--- Start of Exercise data ---

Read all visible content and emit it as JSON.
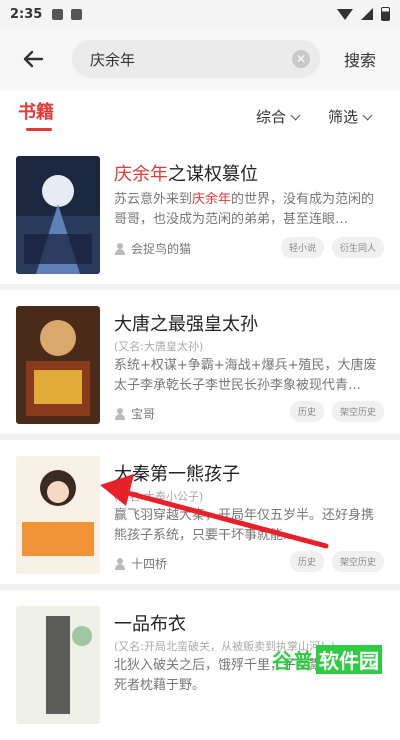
{
  "status": {
    "time": "2:35"
  },
  "search": {
    "query": "庆余年",
    "button_label": "搜索"
  },
  "tabs": {
    "books": "书籍",
    "sort": "综合",
    "filter": "筛选"
  },
  "books": [
    {
      "title_highlight": "庆余年",
      "title_rest": "之谋权篡位",
      "alias": "",
      "desc_a": "苏云意外来到",
      "desc_hl": "庆余年",
      "desc_b": "的世界，没有成为范闲的哥哥，也没成为范闲的弟弟，甚至连眼…",
      "author": "会捉鸟的猫",
      "tags": [
        "轻小说",
        "衍生同人"
      ]
    },
    {
      "title": "大唐之最强皇太孙",
      "alias": "(又名:大唐皇太孙)",
      "desc": "系统+权谋+争霸+海战+爆兵+殖民，大唐废太子李承乾长子李世民长孙李象被现代青…",
      "author": "宝哥",
      "tags": [
        "历史",
        "架空历史"
      ]
    },
    {
      "title": "大秦第一熊孩子",
      "alias": "(又名:大秦小公子)",
      "desc": "赢飞羽穿越大秦，开局年仅五岁半。还好身携熊孩子系统，只要干坏事就能…",
      "author": "十四桥",
      "tags": [
        "历史",
        "架空历史"
      ]
    },
    {
      "title": "一品布衣",
      "alias": "(又名:开局北蛮破关，从被贩卖到执掌山河！)",
      "desc": "北狄入破关之后，饿殍千里，子女鬻卖牛羊，死者枕藉于野。",
      "author": "",
      "tags": []
    }
  ],
  "watermark": {
    "text": "谷普",
    "box": "软件园"
  },
  "colors": {
    "accent": "#e53935",
    "watermark": "#2ecc40"
  }
}
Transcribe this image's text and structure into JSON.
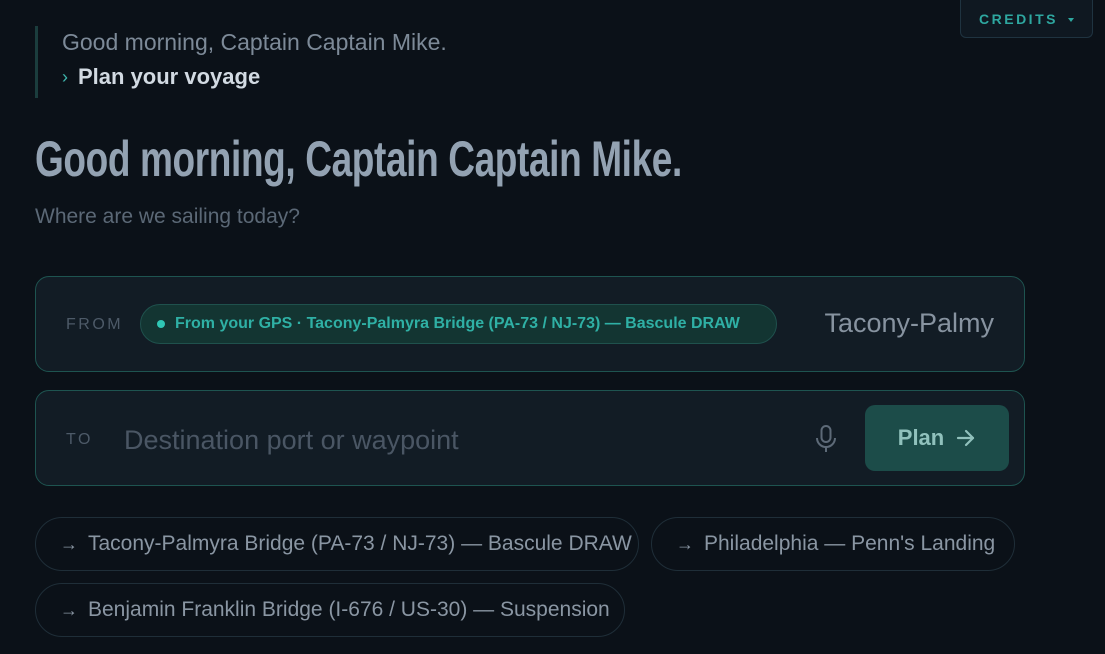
{
  "header": {
    "credits_label": "CREDITS"
  },
  "breadcrumb": {
    "greeting": "Good morning, Captain Captain Mike.",
    "current": "Plan your voyage"
  },
  "hero": {
    "title": "Good morning, Captain Captain Mike.",
    "subtitle": "Where are we sailing today?"
  },
  "from": {
    "label": "FROM",
    "gps_chip": "From your GPS · Tacony-Palmyra Bridge (PA-73 / NJ-73) — Bascule DRAW",
    "value": "Tacony-Palmy"
  },
  "to": {
    "label": "TO",
    "placeholder": "Destination port or waypoint",
    "value": "",
    "plan_label": "Plan"
  },
  "suggestions": [
    {
      "label": "Tacony-Palmyra Bridge (PA-73 / NJ-73) — Bascule DRAW"
    },
    {
      "label": "Philadelphia — Penn's Landing"
    },
    {
      "label": "Benjamin Franklin Bridge (I-676 / US-30) — Suspension"
    }
  ],
  "icons": {
    "chevron": "chevron-right-icon",
    "arrow": "arrow-right-icon",
    "mic": "microphone-icon",
    "caret": "caret-down-icon"
  },
  "colors": {
    "background": "#0b1118",
    "accent": "#2ea7a0",
    "field_border": "#1e5450",
    "plan_button": "#1c4c49"
  }
}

--- End of Exercise data ---

:: Directions for this task ::
Write every record out again exactly; no pictures belong in the copy.

:: Result of the exercise ::
Read all visible content and emit it as JSON.
{
  "status": {
    "time": "2:35"
  },
  "search": {
    "query": "庆余年",
    "button_label": "搜索"
  },
  "tabs": {
    "books": "书籍",
    "sort": "综合",
    "filter": "筛选"
  },
  "books": [
    {
      "title_highlight": "庆余年",
      "title_rest": "之谋权篡位",
      "alias": "",
      "desc_a": "苏云意外来到",
      "desc_hl": "庆余年",
      "desc_b": "的世界，没有成为范闲的哥哥，也没成为范闲的弟弟，甚至连眼…",
      "author": "会捉鸟的猫",
      "tags": [
        "轻小说",
        "衍生同人"
      ]
    },
    {
      "title": "大唐之最强皇太孙",
      "alias": "(又名:大唐皇太孙)",
      "desc": "系统+权谋+争霸+海战+爆兵+殖民，大唐废太子李承乾长子李世民长孙李象被现代青…",
      "author": "宝哥",
      "tags": [
        "历史",
        "架空历史"
      ]
    },
    {
      "title": "大秦第一熊孩子",
      "alias": "(又名:大秦小公子)",
      "desc": "赢飞羽穿越大秦，开局年仅五岁半。还好身携熊孩子系统，只要干坏事就能…",
      "author": "十四桥",
      "tags": [
        "历史",
        "架空历史"
      ]
    },
    {
      "title": "一品布衣",
      "alias": "(又名:开局北蛮破关，从被贩卖到执掌山河！)",
      "desc": "北狄入破关之后，饿殍千里，子女鬻卖牛羊，死者枕藉于野。",
      "author": "",
      "tags": []
    }
  ],
  "watermark": {
    "text": "谷普",
    "box": "软件园"
  },
  "colors": {
    "accent": "#e53935",
    "watermark": "#2ecc40"
  }
}
Transcribe this image's text and structure into JSON.
{
  "header": {
    "credits_label": "CREDITS"
  },
  "breadcrumb": {
    "greeting": "Good morning, Captain Captain Mike.",
    "current": "Plan your voyage"
  },
  "hero": {
    "title": "Good morning, Captain Captain Mike.",
    "subtitle": "Where are we sailing today?"
  },
  "from": {
    "label": "FROM",
    "gps_chip": "From your GPS · Tacony-Palmyra Bridge (PA-73 / NJ-73) — Bascule DRAW",
    "value": "Tacony-Palmy"
  },
  "to": {
    "label": "TO",
    "placeholder": "Destination port or waypoint",
    "value": "",
    "plan_label": "Plan"
  },
  "suggestions": [
    {
      "label": "Tacony-Palmyra Bridge (PA-73 / NJ-73) — Bascule DRAW"
    },
    {
      "label": "Philadelphia — Penn's Landing"
    },
    {
      "label": "Benjamin Franklin Bridge (I-676 / US-30) — Suspension"
    }
  ],
  "icons": {
    "chevron": "chevron-right-icon",
    "arrow": "arrow-right-icon",
    "mic": "microphone-icon",
    "caret": "caret-down-icon"
  },
  "colors": {
    "background": "#0b1118",
    "accent": "#2ea7a0",
    "field_border": "#1e5450",
    "plan_button": "#1c4c49"
  }
}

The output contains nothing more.